>>>>

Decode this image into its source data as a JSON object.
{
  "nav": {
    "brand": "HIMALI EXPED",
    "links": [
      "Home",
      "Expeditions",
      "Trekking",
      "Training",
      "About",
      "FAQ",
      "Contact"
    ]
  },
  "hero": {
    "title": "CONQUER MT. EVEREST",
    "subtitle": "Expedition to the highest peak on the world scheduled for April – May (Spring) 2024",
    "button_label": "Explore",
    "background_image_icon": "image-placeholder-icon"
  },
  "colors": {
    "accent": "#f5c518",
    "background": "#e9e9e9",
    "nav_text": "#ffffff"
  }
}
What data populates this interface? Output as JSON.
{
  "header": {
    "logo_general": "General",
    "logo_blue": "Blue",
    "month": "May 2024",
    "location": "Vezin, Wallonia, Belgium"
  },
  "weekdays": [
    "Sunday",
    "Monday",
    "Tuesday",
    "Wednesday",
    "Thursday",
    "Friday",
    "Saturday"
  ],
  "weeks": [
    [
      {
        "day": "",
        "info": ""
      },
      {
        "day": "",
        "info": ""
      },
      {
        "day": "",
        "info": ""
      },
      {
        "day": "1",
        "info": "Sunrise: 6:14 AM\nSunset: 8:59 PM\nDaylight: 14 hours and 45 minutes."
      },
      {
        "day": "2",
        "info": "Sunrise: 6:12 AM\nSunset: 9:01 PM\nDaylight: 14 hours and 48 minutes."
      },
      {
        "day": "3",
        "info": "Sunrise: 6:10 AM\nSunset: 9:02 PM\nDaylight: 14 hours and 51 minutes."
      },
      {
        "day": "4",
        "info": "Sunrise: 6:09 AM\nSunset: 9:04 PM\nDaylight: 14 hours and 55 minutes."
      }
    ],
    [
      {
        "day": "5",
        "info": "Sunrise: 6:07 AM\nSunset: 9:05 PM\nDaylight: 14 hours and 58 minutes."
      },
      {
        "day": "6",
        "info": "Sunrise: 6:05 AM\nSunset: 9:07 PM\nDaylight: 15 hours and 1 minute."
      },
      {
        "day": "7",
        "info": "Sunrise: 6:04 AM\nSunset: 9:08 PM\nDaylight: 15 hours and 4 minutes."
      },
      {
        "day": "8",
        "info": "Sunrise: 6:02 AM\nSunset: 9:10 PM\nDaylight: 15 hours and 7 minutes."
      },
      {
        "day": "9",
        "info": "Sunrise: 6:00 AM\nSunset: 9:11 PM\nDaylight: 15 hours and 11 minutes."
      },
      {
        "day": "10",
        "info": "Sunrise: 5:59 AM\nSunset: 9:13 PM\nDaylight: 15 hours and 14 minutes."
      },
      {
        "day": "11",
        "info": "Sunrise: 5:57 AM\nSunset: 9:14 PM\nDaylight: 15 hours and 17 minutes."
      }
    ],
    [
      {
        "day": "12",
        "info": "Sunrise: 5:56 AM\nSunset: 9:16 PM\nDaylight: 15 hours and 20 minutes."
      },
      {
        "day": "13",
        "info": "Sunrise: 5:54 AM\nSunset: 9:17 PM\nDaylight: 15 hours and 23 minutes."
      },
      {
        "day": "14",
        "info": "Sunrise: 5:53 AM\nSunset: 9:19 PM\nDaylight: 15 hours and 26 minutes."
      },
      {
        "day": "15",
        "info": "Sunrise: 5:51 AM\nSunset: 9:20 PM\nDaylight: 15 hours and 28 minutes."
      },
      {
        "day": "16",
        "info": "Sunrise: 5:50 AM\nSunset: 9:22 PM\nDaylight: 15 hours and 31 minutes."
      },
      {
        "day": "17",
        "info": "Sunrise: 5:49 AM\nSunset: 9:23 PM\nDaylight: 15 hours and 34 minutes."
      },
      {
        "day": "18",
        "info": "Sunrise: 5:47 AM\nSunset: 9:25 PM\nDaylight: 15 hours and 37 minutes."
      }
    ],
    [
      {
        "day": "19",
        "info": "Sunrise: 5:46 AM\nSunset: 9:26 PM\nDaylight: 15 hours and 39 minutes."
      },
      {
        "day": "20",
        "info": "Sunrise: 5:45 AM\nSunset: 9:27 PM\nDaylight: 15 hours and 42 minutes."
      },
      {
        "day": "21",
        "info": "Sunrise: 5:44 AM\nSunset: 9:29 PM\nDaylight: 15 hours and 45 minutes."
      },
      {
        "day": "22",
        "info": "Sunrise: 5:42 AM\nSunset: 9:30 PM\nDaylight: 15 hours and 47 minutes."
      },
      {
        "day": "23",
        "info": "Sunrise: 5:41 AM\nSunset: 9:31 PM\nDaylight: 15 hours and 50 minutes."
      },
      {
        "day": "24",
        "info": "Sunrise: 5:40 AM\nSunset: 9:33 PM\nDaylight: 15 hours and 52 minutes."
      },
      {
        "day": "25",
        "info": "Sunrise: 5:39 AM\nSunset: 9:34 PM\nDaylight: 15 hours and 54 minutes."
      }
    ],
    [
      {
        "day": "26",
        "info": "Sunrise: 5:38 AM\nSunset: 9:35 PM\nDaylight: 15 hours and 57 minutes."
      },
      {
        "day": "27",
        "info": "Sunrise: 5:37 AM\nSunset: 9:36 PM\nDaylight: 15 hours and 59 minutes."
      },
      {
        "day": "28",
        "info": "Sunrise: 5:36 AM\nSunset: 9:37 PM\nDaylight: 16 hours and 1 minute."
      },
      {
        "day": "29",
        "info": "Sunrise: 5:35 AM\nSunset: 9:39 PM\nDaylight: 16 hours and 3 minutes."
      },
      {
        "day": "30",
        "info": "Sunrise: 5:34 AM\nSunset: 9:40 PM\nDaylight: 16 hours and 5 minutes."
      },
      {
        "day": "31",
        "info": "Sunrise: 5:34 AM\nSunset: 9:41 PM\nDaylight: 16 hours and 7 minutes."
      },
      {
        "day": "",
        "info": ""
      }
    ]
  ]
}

<<<<

# Exercise prompt
How many lines of these entries contain the string "data"? Reply with the number alone.

# Task response
2